_Task objective_.
Print every line of the listing below verbatim, leaving out the picture.

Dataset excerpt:
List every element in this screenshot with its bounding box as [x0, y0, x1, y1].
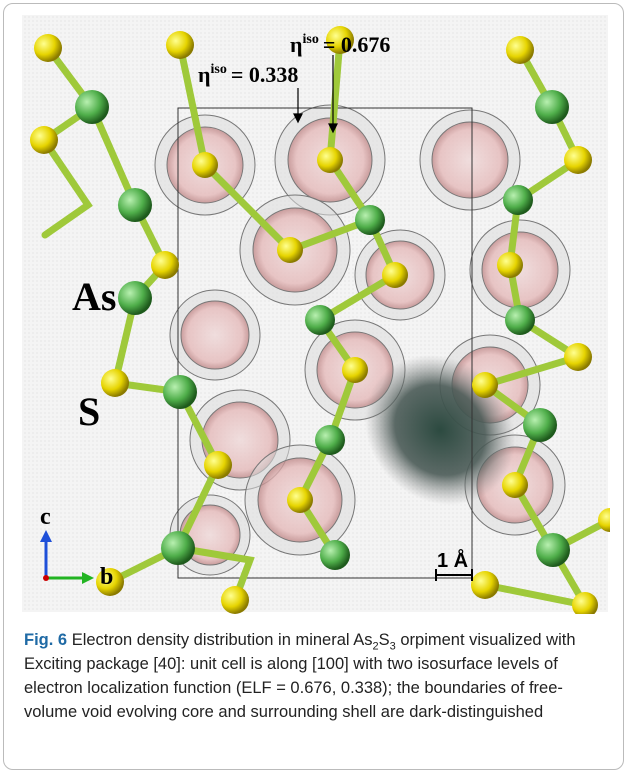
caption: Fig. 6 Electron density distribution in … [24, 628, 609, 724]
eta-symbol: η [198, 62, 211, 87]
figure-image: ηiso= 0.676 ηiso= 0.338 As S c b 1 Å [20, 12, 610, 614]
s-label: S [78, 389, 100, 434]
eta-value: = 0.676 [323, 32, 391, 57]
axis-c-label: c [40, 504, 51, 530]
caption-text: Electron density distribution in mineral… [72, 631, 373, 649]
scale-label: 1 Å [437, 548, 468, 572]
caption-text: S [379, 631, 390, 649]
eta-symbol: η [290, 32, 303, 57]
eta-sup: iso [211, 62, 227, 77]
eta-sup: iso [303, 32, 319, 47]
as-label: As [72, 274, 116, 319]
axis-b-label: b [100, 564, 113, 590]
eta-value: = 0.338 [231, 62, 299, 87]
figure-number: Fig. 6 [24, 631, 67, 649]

_Exercise answer_.
List every element in this screenshot with its bounding box as [x0, y0, x1, y1].
caption: Fig. 6 Electron density distribution in … [24, 628, 609, 724]
eta-symbol: η [198, 62, 211, 87]
figure-image: ηiso= 0.676 ηiso= 0.338 As S c b 1 Å [20, 12, 610, 614]
s-label: S [78, 389, 100, 434]
eta-value: = 0.676 [323, 32, 391, 57]
axis-c-label: c [40, 504, 51, 530]
caption-text: Electron density distribution in mineral… [72, 631, 373, 649]
scale-label: 1 Å [437, 548, 468, 572]
caption-text: S [379, 631, 390, 649]
eta-symbol: η [290, 32, 303, 57]
eta-sup: iso [211, 62, 227, 77]
eta-sup: iso [303, 32, 319, 47]
as-label: As [72, 274, 116, 319]
axis-b-label: b [100, 564, 113, 590]
eta-value: = 0.338 [231, 62, 299, 87]
figure-number: Fig. 6 [24, 631, 67, 649]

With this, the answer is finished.